STUDY TEXT
Côté, J. P., French, S., Gehrke, S. S., MacNair, C. R., Mangat, C. S., Bharat, A., & Brown, E. D.
mBio. 2016 Nov-Dec; 7(6): e01714-16.
Conventional efforts to describe essential genes in bacteria have typically emphasized nutrient-rich growth conditions. Of note, however, are the set of genes that become essential when bacteria are grown under nutrient stress. For example, more than 100 genes become indispensable when the model bacterium Escherichia coli is grown on nutrient-limited media, and many of these nutrient stress genes have also been shown to be important for the growth of various bacterial pathogens in vivo. To better understand the genetic network that underpins nutrient stress in E. coli, we performed a genome-scale cross of strains harboring deletions in some 82 nutrient stress genes with the entire E. coli gene deletion collection (Keio) to create 315,400 double deletion mutants. An analysis of the growth of the resulting strains on rich microbiological media revealed an average of 23 synthetic sick or lethal genetic interactions for each nutrient stress gene, suggesting that the network defining nutrient stress is surprisingly complex. A vast majority of these interactions involved genes of unknown function or genes of unrelated pathways. The most profound synthetic lethal interactions were between nutrient acquisition and biosynthesis. Further, the interaction map reveals remarkable metabolic robustness in E. coli through pathway redundancies. In all, the genetic interaction network provides a powerful tool to mine and identify missing links in nutrient synthesis and to further characterize genes of unknown function in E. coli. Moreover, understanding of bacterial growth under nutrient stress could aid in the development of novel antibiotic discovery platforms.

(Stored entries)
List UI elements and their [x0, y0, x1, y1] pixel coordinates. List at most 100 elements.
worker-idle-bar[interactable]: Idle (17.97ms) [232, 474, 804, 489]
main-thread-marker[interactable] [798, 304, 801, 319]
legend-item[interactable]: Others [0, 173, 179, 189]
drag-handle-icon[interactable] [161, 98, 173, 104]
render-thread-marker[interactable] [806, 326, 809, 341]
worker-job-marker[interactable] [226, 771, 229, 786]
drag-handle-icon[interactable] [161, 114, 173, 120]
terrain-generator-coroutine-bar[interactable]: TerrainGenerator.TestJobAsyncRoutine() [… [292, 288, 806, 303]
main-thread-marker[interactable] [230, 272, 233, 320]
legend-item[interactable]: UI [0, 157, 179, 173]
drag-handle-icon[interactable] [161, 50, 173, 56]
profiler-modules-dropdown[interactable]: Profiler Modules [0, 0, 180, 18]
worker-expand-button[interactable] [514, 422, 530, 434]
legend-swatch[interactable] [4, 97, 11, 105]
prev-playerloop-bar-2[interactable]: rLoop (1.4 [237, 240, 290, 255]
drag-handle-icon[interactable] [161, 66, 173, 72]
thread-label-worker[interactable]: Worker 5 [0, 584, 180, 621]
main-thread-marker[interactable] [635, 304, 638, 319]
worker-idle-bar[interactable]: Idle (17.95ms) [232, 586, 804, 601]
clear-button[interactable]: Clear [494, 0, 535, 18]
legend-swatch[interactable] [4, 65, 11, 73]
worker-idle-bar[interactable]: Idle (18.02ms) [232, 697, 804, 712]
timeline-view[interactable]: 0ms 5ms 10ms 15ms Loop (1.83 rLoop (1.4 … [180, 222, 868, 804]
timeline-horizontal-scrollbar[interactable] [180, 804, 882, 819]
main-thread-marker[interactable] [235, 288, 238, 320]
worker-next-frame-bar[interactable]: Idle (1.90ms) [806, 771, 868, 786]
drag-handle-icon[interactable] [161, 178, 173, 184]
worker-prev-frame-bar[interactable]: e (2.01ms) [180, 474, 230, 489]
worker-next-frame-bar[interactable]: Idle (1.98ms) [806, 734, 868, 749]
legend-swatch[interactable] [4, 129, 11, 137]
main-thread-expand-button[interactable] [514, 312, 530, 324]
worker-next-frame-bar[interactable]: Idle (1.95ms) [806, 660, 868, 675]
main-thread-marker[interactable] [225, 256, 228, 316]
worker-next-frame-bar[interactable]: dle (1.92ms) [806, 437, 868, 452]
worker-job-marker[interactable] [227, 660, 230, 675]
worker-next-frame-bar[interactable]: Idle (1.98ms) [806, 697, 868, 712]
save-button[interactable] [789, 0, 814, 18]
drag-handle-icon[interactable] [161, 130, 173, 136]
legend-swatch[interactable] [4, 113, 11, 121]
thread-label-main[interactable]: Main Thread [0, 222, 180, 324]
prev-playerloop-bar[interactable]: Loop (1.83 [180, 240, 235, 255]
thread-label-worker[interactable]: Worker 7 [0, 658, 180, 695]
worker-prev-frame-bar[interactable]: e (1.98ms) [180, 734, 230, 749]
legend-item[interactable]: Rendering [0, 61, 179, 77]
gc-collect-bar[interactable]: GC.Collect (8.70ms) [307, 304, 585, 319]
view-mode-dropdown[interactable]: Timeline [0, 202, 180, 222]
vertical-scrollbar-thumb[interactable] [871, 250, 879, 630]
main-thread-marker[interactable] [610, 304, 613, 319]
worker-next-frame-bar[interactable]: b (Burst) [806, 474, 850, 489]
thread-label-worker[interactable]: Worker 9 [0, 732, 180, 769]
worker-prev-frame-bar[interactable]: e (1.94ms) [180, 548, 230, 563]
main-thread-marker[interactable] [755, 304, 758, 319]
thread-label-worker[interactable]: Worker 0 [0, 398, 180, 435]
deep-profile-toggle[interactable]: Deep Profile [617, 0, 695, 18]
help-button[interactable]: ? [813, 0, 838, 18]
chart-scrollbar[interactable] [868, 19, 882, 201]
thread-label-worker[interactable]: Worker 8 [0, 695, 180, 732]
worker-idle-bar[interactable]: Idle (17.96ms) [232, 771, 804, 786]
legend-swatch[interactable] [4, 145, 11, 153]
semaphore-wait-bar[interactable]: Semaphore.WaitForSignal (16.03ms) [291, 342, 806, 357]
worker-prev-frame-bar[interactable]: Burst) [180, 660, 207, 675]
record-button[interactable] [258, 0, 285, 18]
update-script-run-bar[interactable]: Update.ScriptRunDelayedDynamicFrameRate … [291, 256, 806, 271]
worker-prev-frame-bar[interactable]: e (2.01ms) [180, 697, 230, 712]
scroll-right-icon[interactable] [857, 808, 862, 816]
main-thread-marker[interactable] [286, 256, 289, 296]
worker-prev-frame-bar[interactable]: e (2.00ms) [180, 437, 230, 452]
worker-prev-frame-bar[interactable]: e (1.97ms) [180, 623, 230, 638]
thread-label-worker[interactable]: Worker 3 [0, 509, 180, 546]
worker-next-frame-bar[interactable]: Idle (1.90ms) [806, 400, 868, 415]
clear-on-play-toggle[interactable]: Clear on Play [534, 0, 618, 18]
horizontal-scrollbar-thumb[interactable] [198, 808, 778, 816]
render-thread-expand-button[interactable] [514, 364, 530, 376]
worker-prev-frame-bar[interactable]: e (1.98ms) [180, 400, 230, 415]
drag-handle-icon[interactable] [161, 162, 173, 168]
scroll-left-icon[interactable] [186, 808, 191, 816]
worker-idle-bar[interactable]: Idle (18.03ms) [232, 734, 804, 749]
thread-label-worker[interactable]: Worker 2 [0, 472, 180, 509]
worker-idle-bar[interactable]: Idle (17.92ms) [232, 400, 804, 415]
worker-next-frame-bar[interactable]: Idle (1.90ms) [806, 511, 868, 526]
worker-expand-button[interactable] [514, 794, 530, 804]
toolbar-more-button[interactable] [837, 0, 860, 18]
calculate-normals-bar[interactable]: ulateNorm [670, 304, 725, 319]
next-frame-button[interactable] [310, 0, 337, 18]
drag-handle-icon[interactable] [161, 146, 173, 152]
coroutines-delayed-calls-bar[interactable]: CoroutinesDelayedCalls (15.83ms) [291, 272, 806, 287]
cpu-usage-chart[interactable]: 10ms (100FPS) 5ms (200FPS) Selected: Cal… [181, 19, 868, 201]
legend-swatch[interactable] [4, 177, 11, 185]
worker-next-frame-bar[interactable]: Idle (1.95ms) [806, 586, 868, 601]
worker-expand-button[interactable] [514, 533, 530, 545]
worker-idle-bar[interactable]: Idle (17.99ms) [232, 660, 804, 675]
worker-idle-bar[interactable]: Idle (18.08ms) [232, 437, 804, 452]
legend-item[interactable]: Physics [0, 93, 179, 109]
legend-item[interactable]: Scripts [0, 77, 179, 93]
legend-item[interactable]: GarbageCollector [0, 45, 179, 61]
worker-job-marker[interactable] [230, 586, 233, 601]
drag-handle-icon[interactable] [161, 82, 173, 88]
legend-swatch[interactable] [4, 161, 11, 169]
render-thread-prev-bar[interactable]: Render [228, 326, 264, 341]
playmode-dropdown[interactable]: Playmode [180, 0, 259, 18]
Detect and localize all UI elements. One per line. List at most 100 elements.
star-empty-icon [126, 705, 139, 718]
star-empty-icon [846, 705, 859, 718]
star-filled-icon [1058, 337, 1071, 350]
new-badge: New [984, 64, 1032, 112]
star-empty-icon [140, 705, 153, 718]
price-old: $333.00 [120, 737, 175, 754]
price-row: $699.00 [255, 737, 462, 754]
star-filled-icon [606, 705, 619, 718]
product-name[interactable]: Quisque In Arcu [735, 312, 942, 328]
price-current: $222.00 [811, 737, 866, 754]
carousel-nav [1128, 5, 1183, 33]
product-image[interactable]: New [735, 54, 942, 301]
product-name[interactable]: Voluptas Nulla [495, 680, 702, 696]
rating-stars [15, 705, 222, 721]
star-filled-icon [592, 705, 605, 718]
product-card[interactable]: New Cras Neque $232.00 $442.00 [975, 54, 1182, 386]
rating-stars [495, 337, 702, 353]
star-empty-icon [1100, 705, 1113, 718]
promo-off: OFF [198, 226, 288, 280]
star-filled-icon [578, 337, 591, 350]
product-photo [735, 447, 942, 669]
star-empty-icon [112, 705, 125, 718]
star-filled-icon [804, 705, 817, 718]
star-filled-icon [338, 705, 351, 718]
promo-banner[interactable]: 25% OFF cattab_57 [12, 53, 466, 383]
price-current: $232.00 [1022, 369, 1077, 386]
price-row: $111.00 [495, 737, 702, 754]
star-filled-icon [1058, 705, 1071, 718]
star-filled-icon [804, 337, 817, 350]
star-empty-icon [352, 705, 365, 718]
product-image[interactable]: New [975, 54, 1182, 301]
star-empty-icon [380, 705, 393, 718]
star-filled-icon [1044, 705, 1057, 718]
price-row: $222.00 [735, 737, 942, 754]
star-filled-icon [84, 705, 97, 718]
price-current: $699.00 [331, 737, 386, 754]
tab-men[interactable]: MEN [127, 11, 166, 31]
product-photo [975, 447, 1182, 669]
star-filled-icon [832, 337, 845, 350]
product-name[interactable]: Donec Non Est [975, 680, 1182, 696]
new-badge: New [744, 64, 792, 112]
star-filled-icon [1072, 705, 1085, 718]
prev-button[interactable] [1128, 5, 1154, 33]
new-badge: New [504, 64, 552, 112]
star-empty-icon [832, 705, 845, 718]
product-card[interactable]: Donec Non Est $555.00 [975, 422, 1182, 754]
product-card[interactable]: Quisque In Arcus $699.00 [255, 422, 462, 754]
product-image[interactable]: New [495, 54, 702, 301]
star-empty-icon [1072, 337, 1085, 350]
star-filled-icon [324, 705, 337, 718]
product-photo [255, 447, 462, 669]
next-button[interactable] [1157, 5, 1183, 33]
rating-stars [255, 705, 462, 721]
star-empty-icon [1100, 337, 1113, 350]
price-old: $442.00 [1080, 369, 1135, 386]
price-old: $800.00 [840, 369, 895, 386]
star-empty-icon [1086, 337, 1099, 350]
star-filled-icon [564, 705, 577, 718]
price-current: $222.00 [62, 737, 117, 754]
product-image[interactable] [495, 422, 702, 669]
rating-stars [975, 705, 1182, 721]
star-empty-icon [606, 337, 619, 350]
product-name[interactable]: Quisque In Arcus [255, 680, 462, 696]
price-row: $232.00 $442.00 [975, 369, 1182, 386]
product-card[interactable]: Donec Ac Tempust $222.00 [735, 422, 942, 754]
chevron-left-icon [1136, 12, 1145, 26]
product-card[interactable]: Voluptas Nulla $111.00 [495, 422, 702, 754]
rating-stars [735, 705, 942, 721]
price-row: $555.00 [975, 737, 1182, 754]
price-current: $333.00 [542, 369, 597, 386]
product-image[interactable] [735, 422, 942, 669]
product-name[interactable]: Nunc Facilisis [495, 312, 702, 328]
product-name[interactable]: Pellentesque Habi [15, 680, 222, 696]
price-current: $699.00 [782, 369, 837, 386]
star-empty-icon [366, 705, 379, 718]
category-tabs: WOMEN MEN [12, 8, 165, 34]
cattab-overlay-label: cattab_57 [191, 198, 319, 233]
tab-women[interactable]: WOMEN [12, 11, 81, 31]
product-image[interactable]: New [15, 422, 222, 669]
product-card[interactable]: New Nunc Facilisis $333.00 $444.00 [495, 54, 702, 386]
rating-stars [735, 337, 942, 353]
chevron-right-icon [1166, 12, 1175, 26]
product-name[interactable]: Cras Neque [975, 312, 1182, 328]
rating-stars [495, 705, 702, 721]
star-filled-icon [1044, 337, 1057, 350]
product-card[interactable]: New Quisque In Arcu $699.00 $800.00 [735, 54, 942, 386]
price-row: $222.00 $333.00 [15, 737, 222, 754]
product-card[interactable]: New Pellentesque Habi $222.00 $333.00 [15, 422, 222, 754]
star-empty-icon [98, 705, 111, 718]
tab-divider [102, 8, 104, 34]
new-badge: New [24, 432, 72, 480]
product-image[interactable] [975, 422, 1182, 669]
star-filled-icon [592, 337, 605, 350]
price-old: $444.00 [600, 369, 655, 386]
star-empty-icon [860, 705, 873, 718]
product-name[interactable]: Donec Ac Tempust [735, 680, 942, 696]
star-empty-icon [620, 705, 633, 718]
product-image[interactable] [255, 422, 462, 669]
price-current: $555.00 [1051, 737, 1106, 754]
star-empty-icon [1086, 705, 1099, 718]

PROBLEM TO WORK ON
List every author credited at the top of the abstract, in the order given. These lines are separate material, apart from the abstract.

EXERCISE RESPONSE
Côté, J. P.; French, S.; Gehrke, S. S.; MacNair, C. R.; Mangat, C. S.; Bharat, A.; Brown, E. D.